*** Page text
The trace comparison approach can be applied with increasing levels of analysis starting with the program flow, basic PC (Program Counter) monitoring, program data, and monitoring all of the processor registers and memory changes.

However, the trace-based comparison method has some drawbacks, the trace files can become very large to manage and analyze. Also, discrepancies or test failures could occur early in the tests, which can become an inefficient use of resources with unnecessary simulation beyond the point of failure. While supporting some key DV objectives, trace-compare has efficiency limitations and is only considered suitable for simple processors. Also, when there is a trace comparison difference, it can be hard to ascertain the cause as all that is visible is trace files with no ability to perform any more detailed drill-down interrogation.

Data-path lockstep-compare: stage #3

Fig. 3: The data-path lockstep method for step-and-compare verification.

To provide a comparison-based flow without the drawback and inefficiencies of the trace-compare post-processing, the reference model can be simulated in synch with the RTL DUT within the same SystemVerilog test bench. This flow is shown in figure 3. The reference model is encapsulated in the SystemVerilog testbench and provides not only an immediate indication should a discrepancy be found, but also an interactive debug environment to investigate divergence. A processor verification plan is typically focused on the key metrics for coverage but the efficiency to identify and investigate a divergence is an important factor in selecting a verification methodology.

The data-path lockstep-compare method overcomes the trace file size issues and some of the inefficiencies of the earlier options. It provides significant DV support and usability but still does not cover all of the operational events that a processor will need to manage, such as asynchronous events and interrupts. This data-path lockstep approach is a robust verification plan for some basic levels of processor core functionality.

Asynchronous lockstep-compare: stage #4

Fig. 4: The OpenHW CORE-V-VERIF test bench as used for CV32E40P.

RISC-V is being adopted for some of the most sophisticated design projects with state-of-the-art processor architectural features such as hardware multithreading, out-of-order (superscalar), multiprocessor, and heterogeneous arrays, plus the flexibility of the RISC-V Vectors specification for AI and DL compute engines. The asynchronous lockstep-compare method shown in figure 4 fully exercises the multi-state behaviors of a complex processor and also supports asynchronous events such as interrupts and debug modes.
******
*** Provided material
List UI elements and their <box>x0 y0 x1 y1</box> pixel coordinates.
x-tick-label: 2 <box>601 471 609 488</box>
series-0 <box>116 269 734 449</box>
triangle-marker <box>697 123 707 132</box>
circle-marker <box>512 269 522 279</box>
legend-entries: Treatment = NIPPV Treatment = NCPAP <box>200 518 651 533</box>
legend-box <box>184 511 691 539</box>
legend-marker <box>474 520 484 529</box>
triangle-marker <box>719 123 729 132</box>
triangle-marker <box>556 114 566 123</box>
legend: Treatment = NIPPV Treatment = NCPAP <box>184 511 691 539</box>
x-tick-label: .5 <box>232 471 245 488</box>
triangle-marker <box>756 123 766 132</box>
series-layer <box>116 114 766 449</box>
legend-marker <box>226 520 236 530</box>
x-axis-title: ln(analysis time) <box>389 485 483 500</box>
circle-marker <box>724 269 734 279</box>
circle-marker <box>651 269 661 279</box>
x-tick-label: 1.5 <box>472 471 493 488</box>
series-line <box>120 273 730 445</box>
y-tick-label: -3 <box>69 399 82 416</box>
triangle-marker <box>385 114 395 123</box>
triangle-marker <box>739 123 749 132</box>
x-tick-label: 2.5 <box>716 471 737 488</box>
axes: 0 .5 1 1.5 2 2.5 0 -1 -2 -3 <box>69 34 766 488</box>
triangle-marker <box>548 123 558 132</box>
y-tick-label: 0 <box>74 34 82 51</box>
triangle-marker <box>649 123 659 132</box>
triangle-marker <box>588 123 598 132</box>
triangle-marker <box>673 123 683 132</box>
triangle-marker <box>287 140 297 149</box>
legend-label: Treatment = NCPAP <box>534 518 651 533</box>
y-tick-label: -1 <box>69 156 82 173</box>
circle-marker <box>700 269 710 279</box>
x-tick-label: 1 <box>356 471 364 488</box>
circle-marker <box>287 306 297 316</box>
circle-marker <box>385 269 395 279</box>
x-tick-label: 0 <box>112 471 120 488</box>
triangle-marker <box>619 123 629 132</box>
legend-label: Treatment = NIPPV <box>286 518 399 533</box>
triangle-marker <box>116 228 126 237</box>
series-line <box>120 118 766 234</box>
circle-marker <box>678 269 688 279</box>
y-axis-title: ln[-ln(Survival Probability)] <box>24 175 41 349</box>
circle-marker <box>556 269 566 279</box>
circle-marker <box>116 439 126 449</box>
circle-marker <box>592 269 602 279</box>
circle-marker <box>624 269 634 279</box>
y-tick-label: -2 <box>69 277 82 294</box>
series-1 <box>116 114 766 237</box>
******
**Instructions**
- 1) Quote the processor verification text starting with "The data-path lockstep-compare" and going on through "processor core functionality.".
- 2) According to the processor verification text, why can the trace-based comparison method make inefficient use of resources?
The entries aren't needed for any of this work.

**Solutions to the problems**
- 1)
The data-path lockstep-compare method overcomes the trace file size issues and some of the inefficiencies of the earlier options. It provides significant DV support and usability but still does not cover all of the operational events that a processor will need to manage, such as asynchronous events and interrupts. This data-path lockstep approach is a robust verification plan for some basic levels of processor core functionality.

- 2) Discrepancies or test failures can occur early in the tests. The simulation then continues unnecessarily past the point of failure, which wastes resources.